Exercise aim
Wherever the word "image" turns up in a line of the entries, copy that line.

[BEGIN Supplied records]

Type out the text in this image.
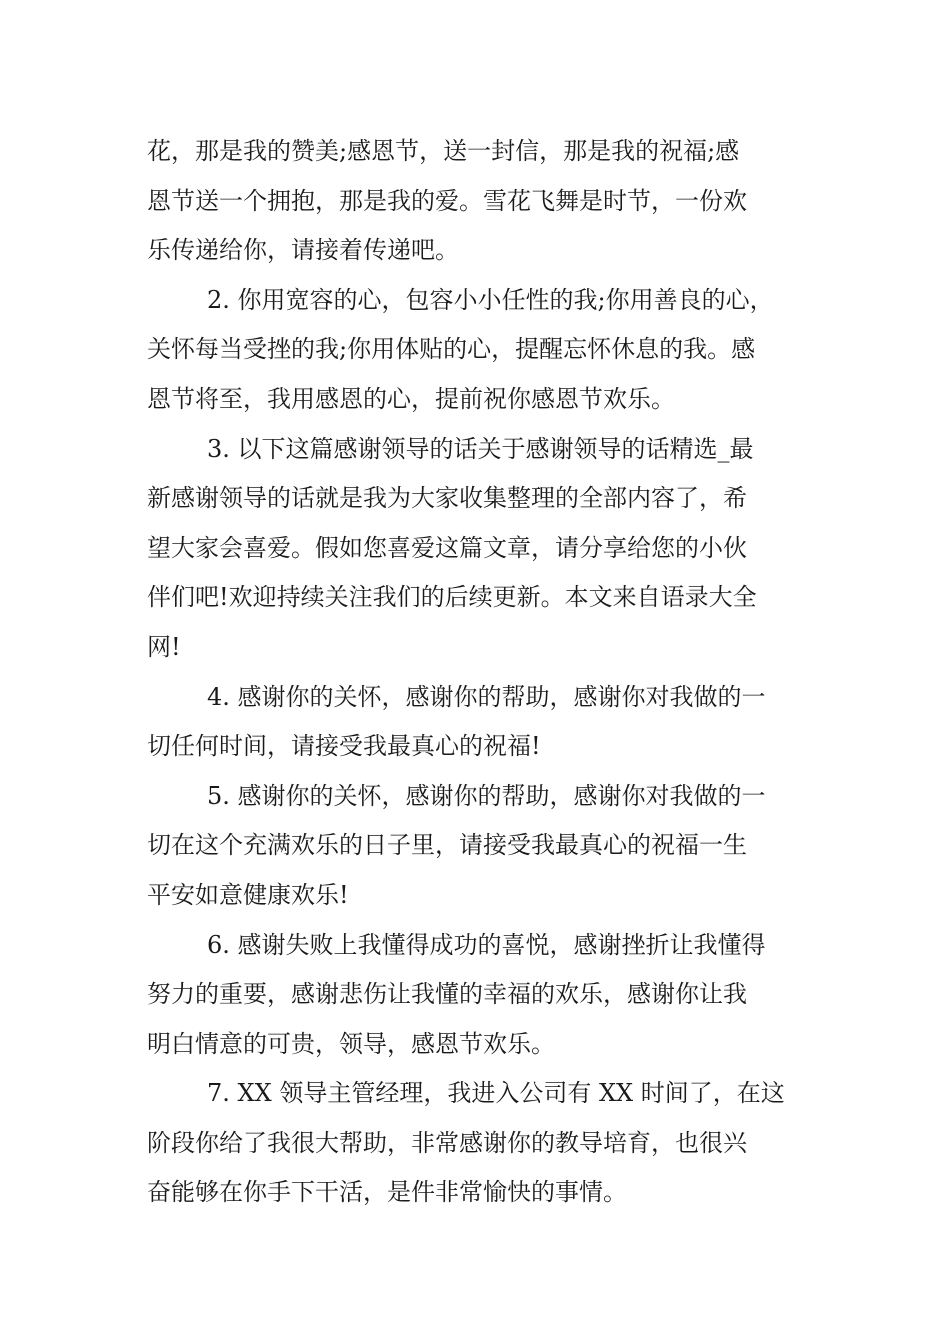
花，那是我的赞美;感恩节，送一封信，那是我的祝福;感
恩节送一个拥抱，那是我的爱。雪花飞舞是时节，一份欢
乐传递给你，请接着传递吧。
2. 你用宽容的心，包容小小任性的我;你用善良的心，
关怀每当受挫的我;你用体贴的心，提醒忘怀休息的我。感
恩节将至，我用感恩的心，提前祝你感恩节欢乐。
3. 以下这篇感谢领导的话关于感谢领导的话精选_最
新感谢领导的话就是我为大家收集整理的全部内容了，希
望大家会喜爱。假如您喜爱这篇文章，请分享给您的小伙
伴们吧!欢迎持续关注我们的后续更新。本文来自语录大全
网!
4. 感谢你的关怀，感谢你的帮助，感谢你对我做的一
切任何时间，请接受我最真心的祝福!
5. 感谢你的关怀，感谢你的帮助，感谢你对我做的一
切在这个充满欢乐的日子里，请接受我最真心的祝福一生
平安如意健康欢乐!
6. 感谢失败上我懂得成功的喜悦，感谢挫折让我懂得
努力的重要，感谢悲伤让我懂的幸福的欢乐，感谢你让我
明白情意的可贵，领导，感恩节欢乐。
7. XX 领导主管经理，我进入公司有 XX 时间了，在这
阶段你给了我很大帮助，非常感谢你的教导培育，也很兴
奋能够在你手下干活，是件非常愉快的事情。
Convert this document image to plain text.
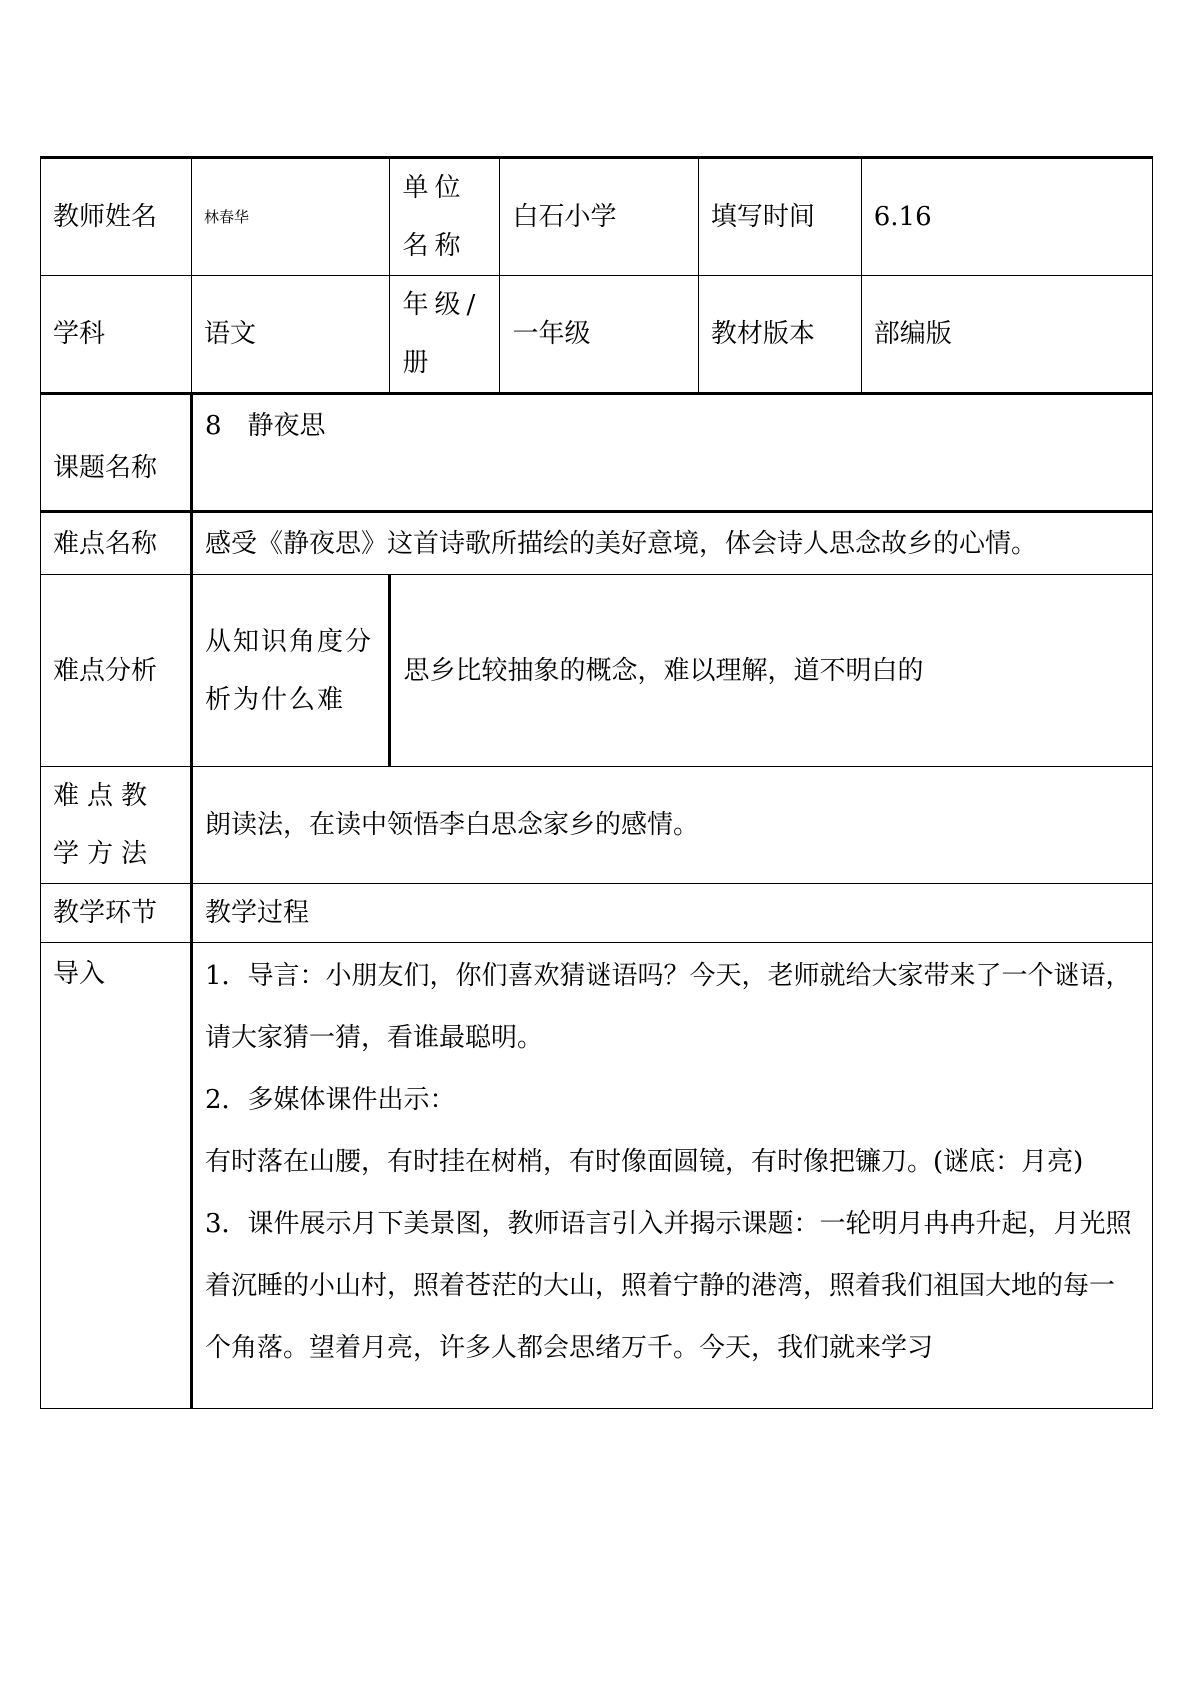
教师姓名	林春华	单位名称	白石小学	填写时间	6.16
学科	语文	年级/册	一年级	教材版本	部编版
课题名称	8　静夜思				
难点名称	感受《静夜思》这首诗歌所描绘的美好意境，体会诗人思念故乡的心情。				
难点分析	从知识角度分析为什么难	思乡比较抽象的概念，难以理解，道不明白的			
难点教学方法	朗读法，在读中领悟李白思念家乡的感情。				
教学环节	教学过程				
导入	1．导言：小朋友们，你们喜欢猜谜语吗？今天，老师就给大家带来了一个谜语，请大家猜一猜，看谁最聪明。

2．多媒体课件出示：

有时落在山腰，有时挂在树梢，有时像面圆镜，有时像把镰刀。(谜底：月亮)

3．课件展示月下美景图，教师语言引入并揭示课题：一轮明月冉冉升起，月光照着沉睡的小山村，照着苍茫的大山，照着宁静的港湾，照着我们祖国大地的每一个角落。望着月亮，许多人都会思绪万千。今天，我们就来学习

[END Supplied records]

Output of the exercise
Type out the text in this image.
Convert this document image to plain text.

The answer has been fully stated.